┌────────

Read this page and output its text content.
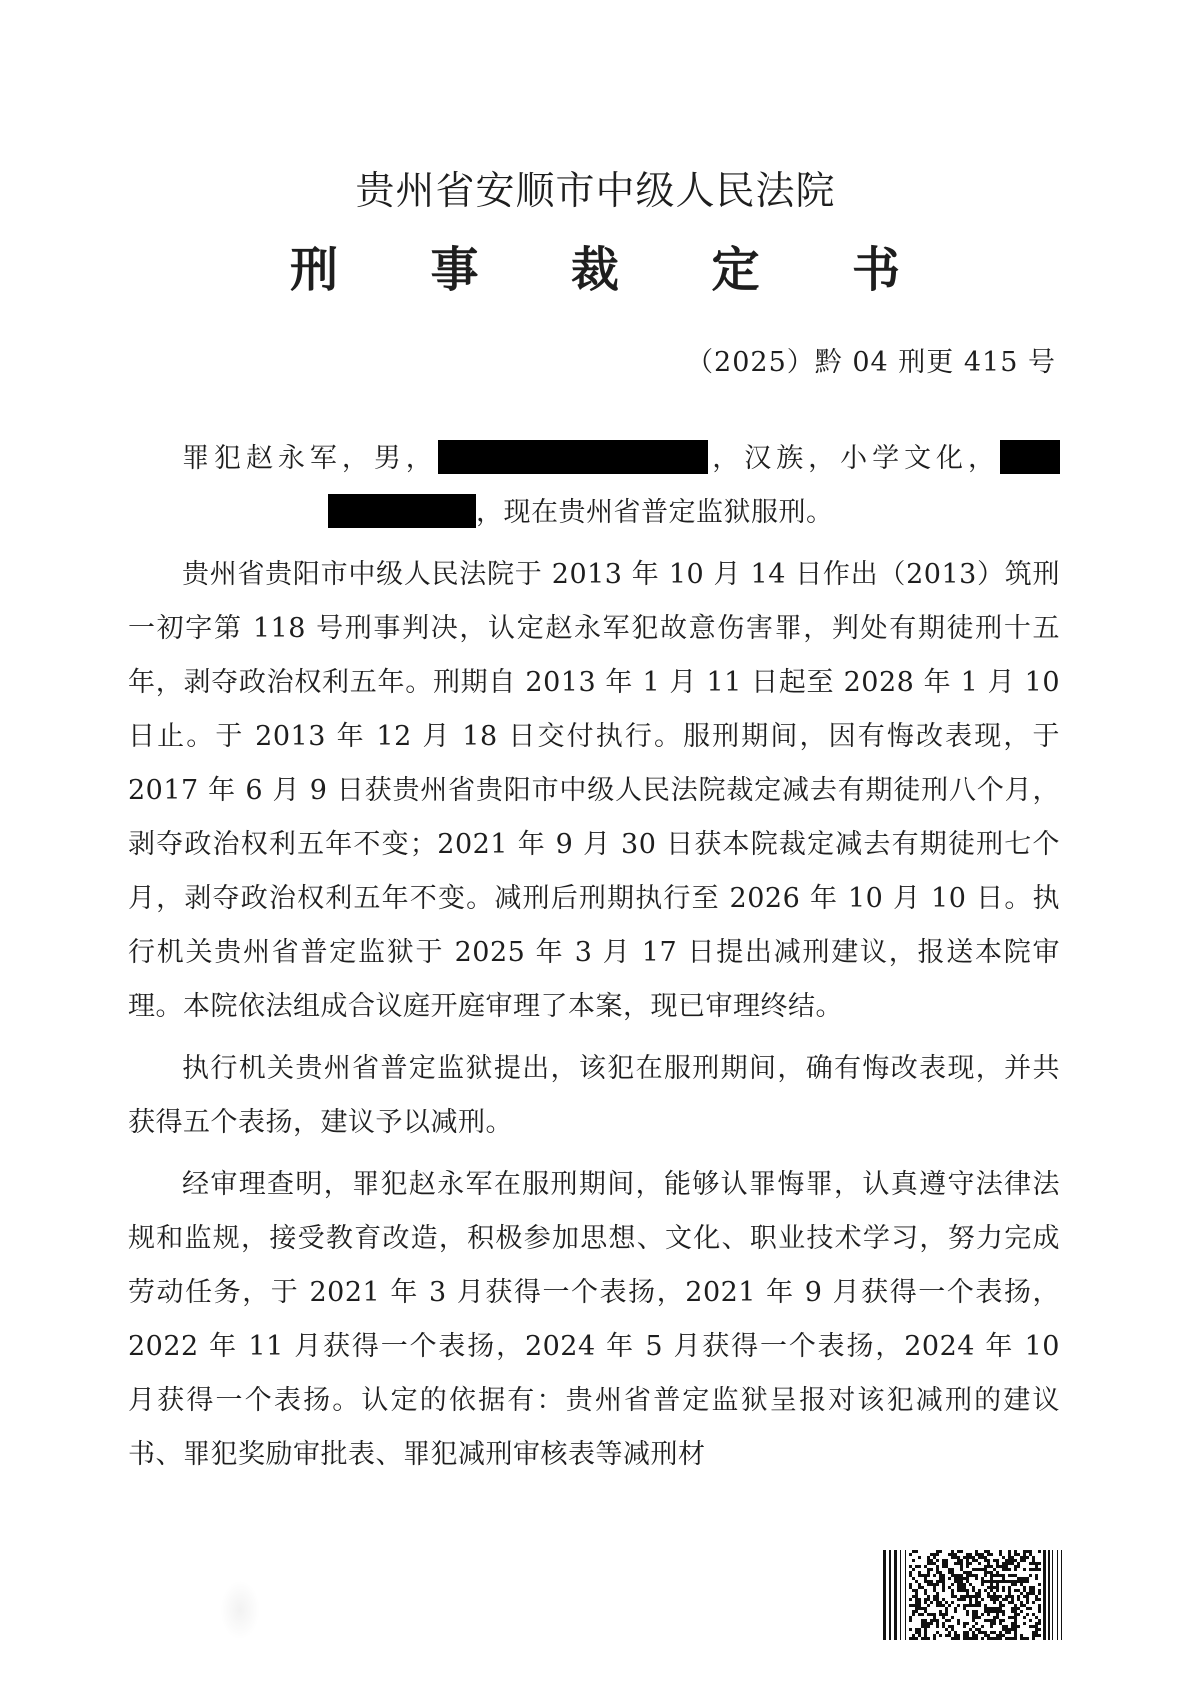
贵州省安顺市中级人民法院
刑 事 裁 定 书
（2025）黔 04 刑更 415 号

罪犯赵永军，男，	，汉族，小学文化，，现在贵州省普定监狱服刑。

贵州省贵阳市中级人民法院于 2013 年 10 月 14 日作出（2013）筑刑一初字第 118 号刑事判决，认定赵永军犯故意伤害罪，判处有期徒刑十五年，剥夺政治权利五年。刑期自 2013 年 1 月 11 日起至 2028 年 1 月 10 日止。于 2013 年 12 月 18 日交付执行。服刑期间，因有悔改表现，于 2017 年 6 月 9 日获贵州省贵阳市中级人民法院裁定减去有期徒刑八个月，剥夺政治权利五年不变；2021 年 9 月 30 日获本院裁定减去有期徒刑七个月，剥夺政治权利五年不变。减刑后刑期执行至 2026 年 10 月 10 日。执行机关贵州省普定监狱于 2025 年 3 月 17 日提出减刑建议，报送本院审理。本院依法组成合议庭开庭审理了本案，现已审理终结。

执行机关贵州省普定监狱提出，该犯在服刑期间，确有悔改表现，并共获得五个表扬，建议予以减刑。

经审理查明，罪犯赵永军在服刑期间，能够认罪悔罪，认真遵守法律法规和监规，接受教育改造，积极参加思想、文化、职业技术学习，努力完成劳动任务，于 2021 年 3 月获得一个表扬，2021 年 9 月获得一个表扬，2022 年 11 月获得一个表扬，2024 年 5 月获得一个表扬，2024 年 10 月获得一个表扬。认定的依据有：贵州省普定监狱呈报对该犯减刑的建议书、罪犯奖励审批表、罪犯减刑审核表等减刑材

└────────

◆ **Stated problem**:
Your copy should match the entries exactly, minus the pictures.

◆ **Complete output**:
Read this page and output its text content.
贵州省安顺市中级人民法院
刑 事 裁 定 书
（2025）黔 04 刑更 415 号

罪犯赵永军，男，	，汉族，小学文化，，现在贵州省普定监狱服刑。

贵州省贵阳市中级人民法院于 2013 年 10 月 14 日作出（2013）筑刑一初字第 118 号刑事判决，认定赵永军犯故意伤害罪，判处有期徒刑十五年，剥夺政治权利五年。刑期自 2013 年 1 月 11 日起至 2028 年 1 月 10 日止。于 2013 年 12 月 18 日交付执行。服刑期间，因有悔改表现，于 2017 年 6 月 9 日获贵州省贵阳市中级人民法院裁定减去有期徒刑八个月，剥夺政治权利五年不变；2021 年 9 月 30 日获本院裁定减去有期徒刑七个月，剥夺政治权利五年不变。减刑后刑期执行至 2026 年 10 月 10 日。执行机关贵州省普定监狱于 2025 年 3 月 17 日提出减刑建议，报送本院审理。本院依法组成合议庭开庭审理了本案，现已审理终结。

执行机关贵州省普定监狱提出，该犯在服刑期间，确有悔改表现，并共获得五个表扬，建议予以减刑。

经审理查明，罪犯赵永军在服刑期间，能够认罪悔罪，认真遵守法律法规和监规，接受教育改造，积极参加思想、文化、职业技术学习，努力完成劳动任务，于 2021 年 3 月获得一个表扬，2021 年 9 月获得一个表扬，2022 年 11 月获得一个表扬，2024 年 5 月获得一个表扬，2024 年 10 月获得一个表扬。认定的依据有：贵州省普定监狱呈报对该犯减刑的建议书、罪犯奖励审批表、罪犯减刑审核表等减刑材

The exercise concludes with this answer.